_DATASET CONTENT_:

———

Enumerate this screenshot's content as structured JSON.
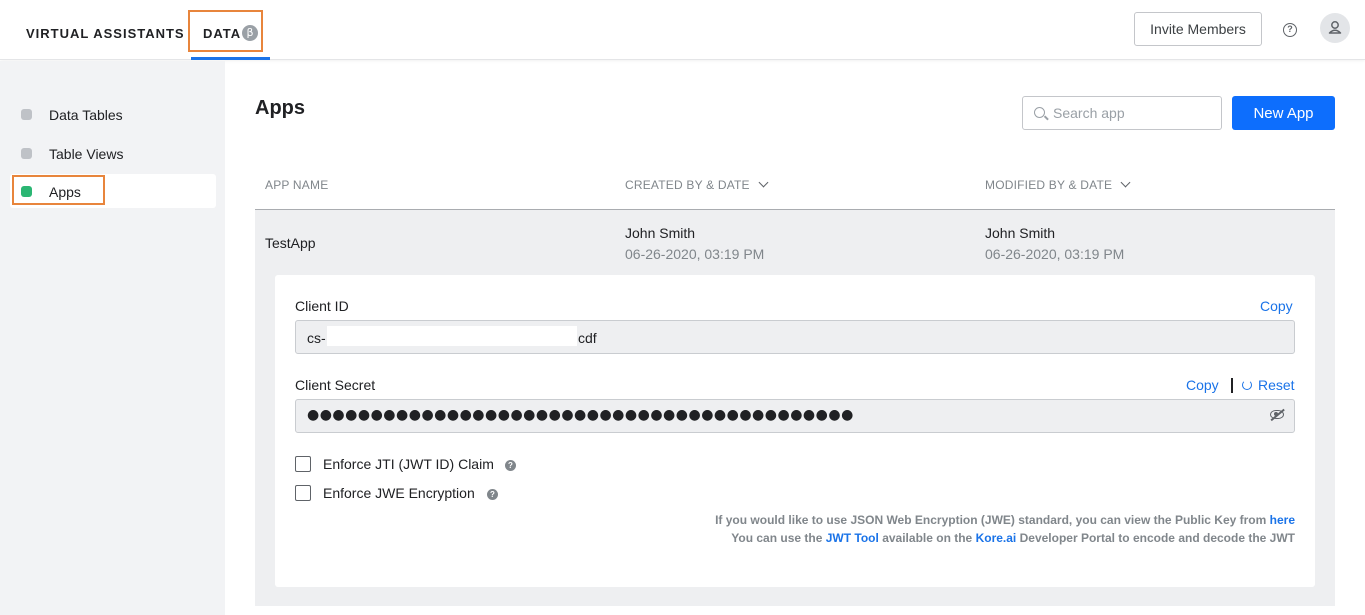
{
  "topnav": {
    "virtual_assistants": "VIRTUAL ASSISTANTS",
    "data": "DATA",
    "beta_badge": "β",
    "invite_members": "Invite Members",
    "help_icon": "help-circle-icon",
    "avatar_icon": "user-icon"
  },
  "sidebar": {
    "items": [
      {
        "label": "Data Tables",
        "active": false
      },
      {
        "label": "Table Views",
        "active": false
      },
      {
        "label": "Apps",
        "active": true
      }
    ]
  },
  "main": {
    "title": "Apps",
    "search_placeholder": "Search app",
    "new_app": "New App",
    "columns": [
      "APP NAME",
      "CREATED BY & DATE",
      "MODIFIED BY & DATE"
    ],
    "rows": [
      {
        "app_name": "TestApp",
        "created_by": "John Smith",
        "created_date": "06-26-2020, 03:19 PM",
        "modified_by": "John Smith",
        "modified_date": "06-26-2020, 03:19 PM"
      }
    ]
  },
  "details": {
    "client_id_label": "Client ID",
    "client_id_prefix": "cs-",
    "client_id_suffix": "cdf",
    "copy": "Copy",
    "client_secret_label": "Client Secret",
    "reset": "Reset",
    "client_secret_masked": "●●●●●●●●●●●●●●●●●●●●●●●●●●●●●●●●●●●●●●●●●●●",
    "enforce_jti": "Enforce JTI (JWT ID) Claim",
    "enforce_jwe": "Enforce JWE Encryption",
    "info_line1_text": "If you would like to use JSON Web Encryption (JWE) standard, you can view the Public Key from",
    "info_line1_link": "here",
    "info_line2_a": "You can use the",
    "info_line2_link1": "JWT Tool",
    "info_line2_b": "available on the",
    "info_line2_link2": "Kore.ai",
    "info_line2_c": "Developer Portal to encode and decode the JWT"
  },
  "colors": {
    "accent": "#0d6efd",
    "link": "#1a73e8",
    "active_dot": "#2bb673",
    "highlight_box": "#e8853c"
  }
}
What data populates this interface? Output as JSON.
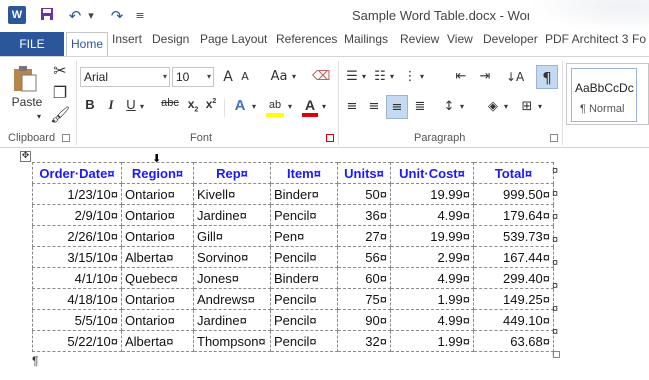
{
  "titlebar": {
    "app_logo": "W",
    "save_icon": "save-icon",
    "undo_icon": "undo-icon",
    "redo_icon": "redo-icon",
    "title": "Sample Word Table.docx - Word"
  },
  "tabs": {
    "file": "FILE",
    "items": [
      "Home",
      "Insert",
      "Design",
      "Page Layout",
      "References",
      "Mailings",
      "Review",
      "View",
      "Developer",
      "PDF Architect 3",
      "Fo"
    ]
  },
  "ribbon": {
    "clipboard": {
      "paste_label": "Paste",
      "group_label": "Clipboard"
    },
    "font": {
      "font_name": "Arial",
      "font_size": "10",
      "grow": "A",
      "shrink": "A",
      "case": "Aa",
      "bold": "B",
      "italic": "I",
      "underline": "U",
      "strike": "abc",
      "subscript": "x",
      "superscript": "x",
      "text_effect": "A",
      "highlight": "ab",
      "font_color": "A",
      "group_label": "Font"
    },
    "paragraph": {
      "group_label": "Paragraph",
      "pilcrow": "¶"
    },
    "styles": {
      "sample": "AaBbCcDc",
      "name": "¶ Normal"
    }
  },
  "table": {
    "headers": [
      "Order·Date¤",
      "Region¤",
      "Rep¤",
      "Item¤",
      "Units¤",
      "Unit·Cost¤",
      "Total¤"
    ],
    "rows": [
      [
        "1/23/10¤",
        "Ontario¤",
        "Kivell¤",
        "Binder¤",
        "50¤",
        "19.99¤",
        "999.50¤"
      ],
      [
        "2/9/10¤",
        "Ontario¤",
        "Jardine¤",
        "Pencil¤",
        "36¤",
        "4.99¤",
        "179.64¤"
      ],
      [
        "2/26/10¤",
        "Ontario¤",
        "Gill¤",
        "Pen¤",
        "27¤",
        "19.99¤",
        "539.73¤"
      ],
      [
        "3/15/10¤",
        "Alberta¤",
        "Sorvino¤",
        "Pencil¤",
        "56¤",
        "2.99¤",
        "167.44¤"
      ],
      [
        "4/1/10¤",
        "Quebec¤",
        "Jones¤",
        "Binder¤",
        "60¤",
        "4.99¤",
        "299.40¤"
      ],
      [
        "4/18/10¤",
        "Ontario¤",
        "Andrews¤",
        "Pencil¤",
        "75¤",
        "1.99¤",
        "149.25¤"
      ],
      [
        "5/5/10¤",
        "Ontario¤",
        "Jardine¤",
        "Pencil¤",
        "90¤",
        "4.99¤",
        "449.10¤"
      ],
      [
        "5/22/10¤",
        "Alberta¤",
        "Thompson¤",
        "Pencil¤",
        "32¤",
        "1.99¤",
        "63.68¤"
      ]
    ],
    "row_end_mark": "¤",
    "paragraph_mark": "¶"
  },
  "colors": {
    "accent": "#2b579a",
    "header_text": "#1a1aff"
  }
}
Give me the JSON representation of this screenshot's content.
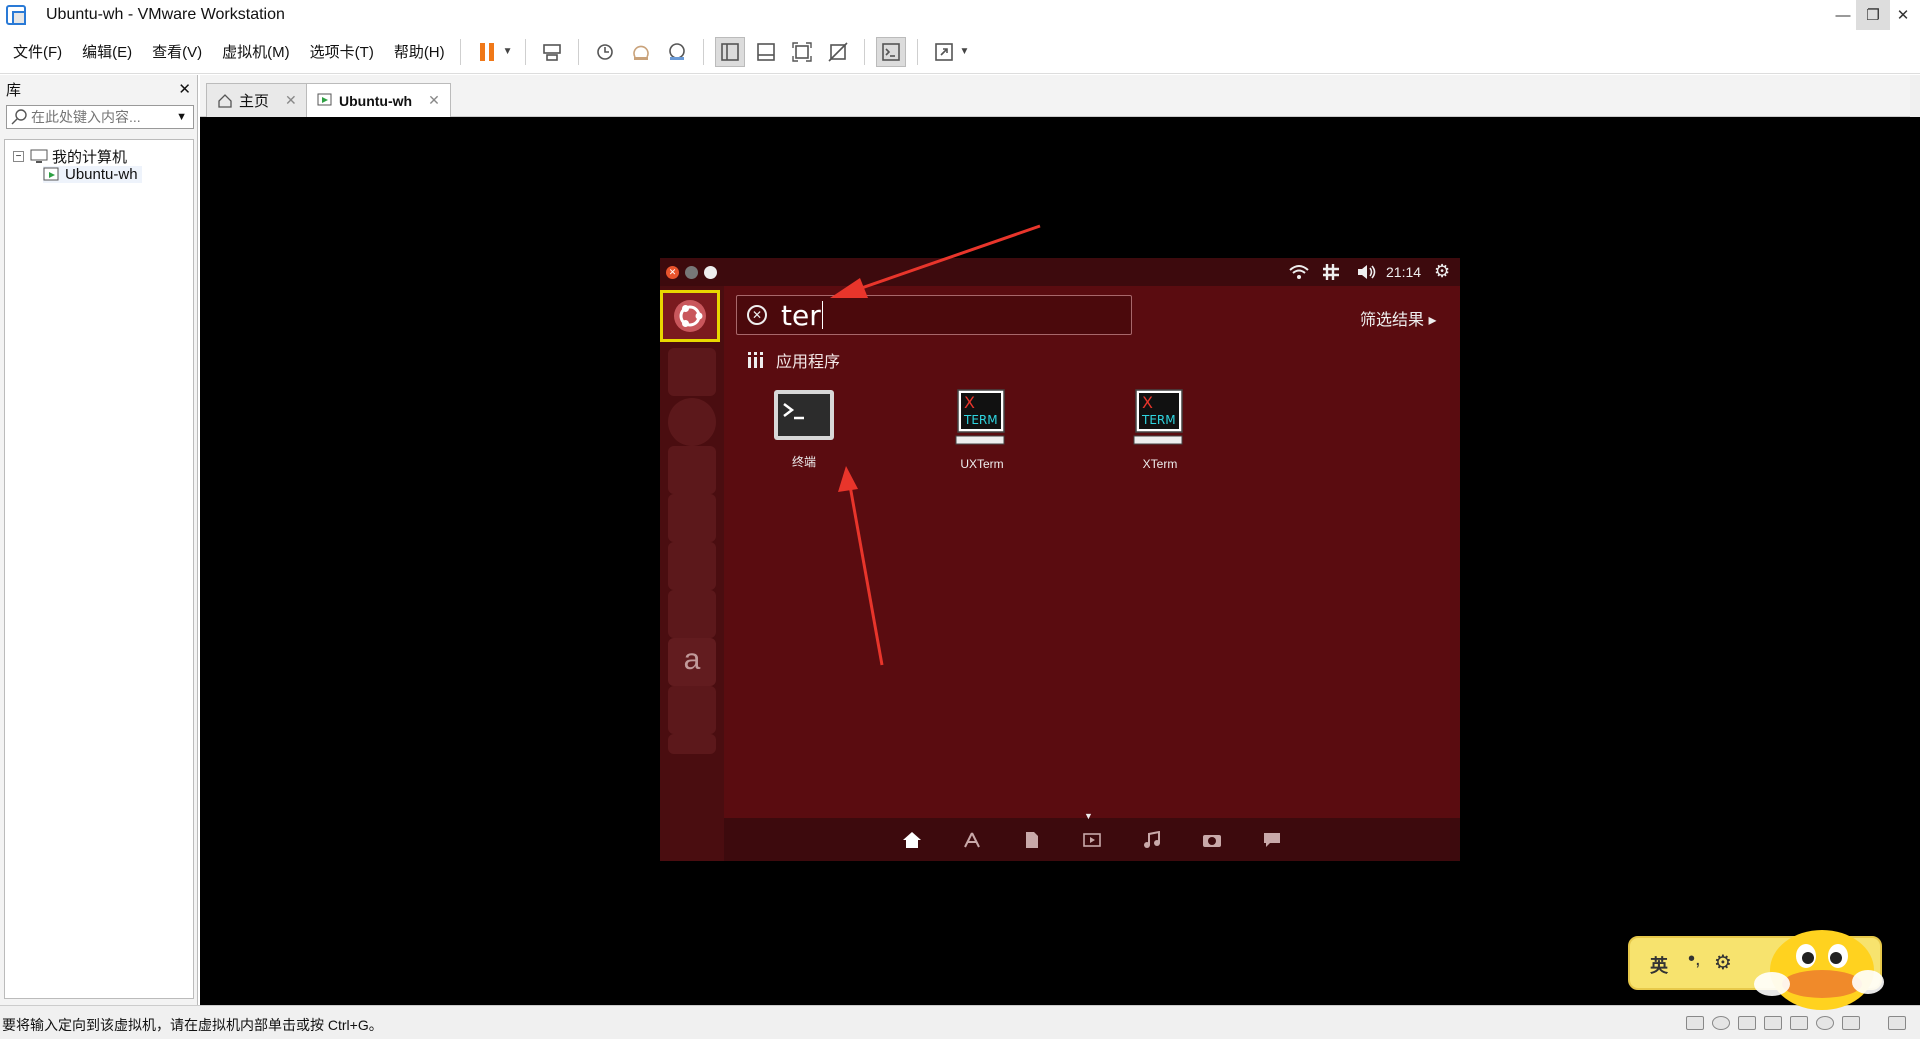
{
  "window": {
    "title": "Ubuntu-wh - VMware Workstation",
    "min": "—",
    "restore": "❐",
    "close": "✕"
  },
  "menu": [
    "文件(F)",
    "编辑(E)",
    "查看(V)",
    "虚拟机(M)",
    "选项卡(T)",
    "帮助(H)"
  ],
  "library": {
    "title": "库",
    "close": "✕",
    "search_placeholder": "在此处键入内容...",
    "tree_root": "我的计算机",
    "tree_vm": "Ubuntu-wh"
  },
  "tabs": [
    {
      "label": "主页",
      "close": "✕"
    },
    {
      "label": "Ubuntu-wh",
      "close": "✕"
    }
  ],
  "ubuntu": {
    "clock": "21:14",
    "search_query": "ter",
    "filter_results": "筛选结果 ▸",
    "section": "应用程序",
    "apps": [
      {
        "label": "终端"
      },
      {
        "label": "UXTerm"
      },
      {
        "label": "XTerm"
      }
    ],
    "xterm_top": "X",
    "xterm_bottom": "TERM"
  },
  "statusbar": {
    "text": "要将输入定向到该虚拟机，请在虚拟机内部单击或按 Ctrl+G。"
  },
  "ime": {
    "label": "英",
    "punct": "•,",
    "gear": "⚙"
  },
  "colors": {
    "accent_red": "#e8352b",
    "ubuntu_bg": "#5a0c10",
    "highlight_yellow": "#e8d800",
    "pause_orange": "#f07818"
  }
}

———

_TASK TO COMPLETE_: Reproduce the records above exactly, leaving out every picture they contain.

_ANSWER FOR THIS EXERCISE_:
Enumerate this screenshot's content as structured JSON.
{
  "topnav": {
    "virtual_assistants": "VIRTUAL ASSISTANTS",
    "data": "DATA",
    "beta_badge": "β",
    "invite_members": "Invite Members",
    "help_icon": "help-circle-icon",
    "avatar_icon": "user-icon"
  },
  "sidebar": {
    "items": [
      {
        "label": "Data Tables",
        "active": false
      },
      {
        "label": "Table Views",
        "active": false
      },
      {
        "label": "Apps",
        "active": true
      }
    ]
  },
  "main": {
    "title": "Apps",
    "search_placeholder": "Search app",
    "new_app": "New App",
    "columns": [
      "APP NAME",
      "CREATED BY & DATE",
      "MODIFIED BY & DATE"
    ],
    "rows": [
      {
        "app_name": "TestApp",
        "created_by": "John Smith",
        "created_date": "06-26-2020, 03:19 PM",
        "modified_by": "John Smith",
        "modified_date": "06-26-2020, 03:19 PM"
      }
    ]
  },
  "details": {
    "client_id_label": "Client ID",
    "client_id_prefix": "cs-",
    "client_id_suffix": "cdf",
    "copy": "Copy",
    "client_secret_label": "Client Secret",
    "reset": "Reset",
    "client_secret_masked": "●●●●●●●●●●●●●●●●●●●●●●●●●●●●●●●●●●●●●●●●●●●",
    "enforce_jti": "Enforce JTI (JWT ID) Claim",
    "enforce_jwe": "Enforce JWE Encryption",
    "info_line1_text": "If you would like to use JSON Web Encryption (JWE) standard, you can view the Public Key from",
    "info_line1_link": "here",
    "info_line2_a": "You can use the",
    "info_line2_link1": "JWT Tool",
    "info_line2_b": "available on the",
    "info_line2_link2": "Kore.ai",
    "info_line2_c": "Developer Portal to encode and decode the JWT"
  },
  "colors": {
    "accent": "#0d6efd",
    "link": "#1a73e8",
    "active_dot": "#2bb673",
    "highlight_box": "#e8853c"
  }
}
What data populates this interface? Output as JSON.
{
  "titlebar": {
    "app_logo": "W",
    "save_icon": "save-icon",
    "undo_icon": "undo-icon",
    "redo_icon": "redo-icon",
    "title": "Sample Word Table.docx - Word"
  },
  "tabs": {
    "file": "FILE",
    "items": [
      "Home",
      "Insert",
      "Design",
      "Page Layout",
      "References",
      "Mailings",
      "Review",
      "View",
      "Developer",
      "PDF Architect 3",
      "Fo"
    ]
  },
  "ribbon": {
    "clipboard": {
      "paste_label": "Paste",
      "group_label": "Clipboard"
    },
    "font": {
      "font_name": "Arial",
      "font_size": "10",
      "grow": "A",
      "shrink": "A",
      "case": "Aa",
      "bold": "B",
      "italic": "I",
      "underline": "U",
      "strike": "abc",
      "subscript": "x",
      "superscript": "x",
      "text_effect": "A",
      "highlight": "ab",
      "font_color": "A",
      "group_label": "Font"
    },
    "paragraph": {
      "group_label": "Paragraph",
      "pilcrow": "¶"
    },
    "styles": {
      "sample": "AaBbCcDc",
      "name": "¶ Normal"
    }
  },
  "table": {
    "headers": [
      "Order·Date¤",
      "Region¤",
      "Rep¤",
      "Item¤",
      "Units¤",
      "Unit·Cost¤",
      "Total¤"
    ],
    "rows": [
      [
        "1/23/10¤",
        "Ontario¤",
        "Kivell¤",
        "Binder¤",
        "50¤",
        "19.99¤",
        "999.50¤"
      ],
      [
        "2/9/10¤",
        "Ontario¤",
        "Jardine¤",
        "Pencil¤",
        "36¤",
        "4.99¤",
        "179.64¤"
      ],
      [
        "2/26/10¤",
        "Ontario¤",
        "Gill¤",
        "Pen¤",
        "27¤",
        "19.99¤",
        "539.73¤"
      ],
      [
        "3/15/10¤",
        "Alberta¤",
        "Sorvino¤",
        "Pencil¤",
        "56¤",
        "2.99¤",
        "167.44¤"
      ],
      [
        "4/1/10¤",
        "Quebec¤",
        "Jones¤",
        "Binder¤",
        "60¤",
        "4.99¤",
        "299.40¤"
      ],
      [
        "4/18/10¤",
        "Ontario¤",
        "Andrews¤",
        "Pencil¤",
        "75¤",
        "1.99¤",
        "149.25¤"
      ],
      [
        "5/5/10¤",
        "Ontario¤",
        "Jardine¤",
        "Pencil¤",
        "90¤",
        "4.99¤",
        "449.10¤"
      ],
      [
        "5/22/10¤",
        "Alberta¤",
        "Thompson¤",
        "Pencil¤",
        "32¤",
        "1.99¤",
        "63.68¤"
      ]
    ],
    "row_end_mark": "¤",
    "paragraph_mark": "¶"
  },
  "colors": {
    "accent": "#2b579a",
    "header_text": "#1a1aff"
  }
}
Give me the JSON representation of this screenshot's content.
{
  "window": {
    "title": "Ubuntu-wh - VMware Workstation",
    "min": "—",
    "restore": "❐",
    "close": "✕"
  },
  "menu": [
    "文件(F)",
    "编辑(E)",
    "查看(V)",
    "虚拟机(M)",
    "选项卡(T)",
    "帮助(H)"
  ],
  "library": {
    "title": "库",
    "close": "✕",
    "search_placeholder": "在此处键入内容...",
    "tree_root": "我的计算机",
    "tree_vm": "Ubuntu-wh"
  },
  "tabs": [
    {
      "label": "主页",
      "close": "✕"
    },
    {
      "label": "Ubuntu-wh",
      "close": "✕"
    }
  ],
  "ubuntu": {
    "clock": "21:14",
    "search_query": "ter",
    "filter_results": "筛选结果 ▸",
    "section": "应用程序",
    "apps": [
      {
        "label": "终端"
      },
      {
        "label": "UXTerm"
      },
      {
        "label": "XTerm"
      }
    ],
    "xterm_top": "X",
    "xterm_bottom": "TERM"
  },
  "statusbar": {
    "text": "要将输入定向到该虚拟机，请在虚拟机内部单击或按 Ctrl+G。"
  },
  "ime": {
    "label": "英",
    "punct": "•,",
    "gear": "⚙"
  },
  "colors": {
    "accent_red": "#e8352b",
    "ubuntu_bg": "#5a0c10",
    "highlight_yellow": "#e8d800",
    "pause_orange": "#f07818"
  }
}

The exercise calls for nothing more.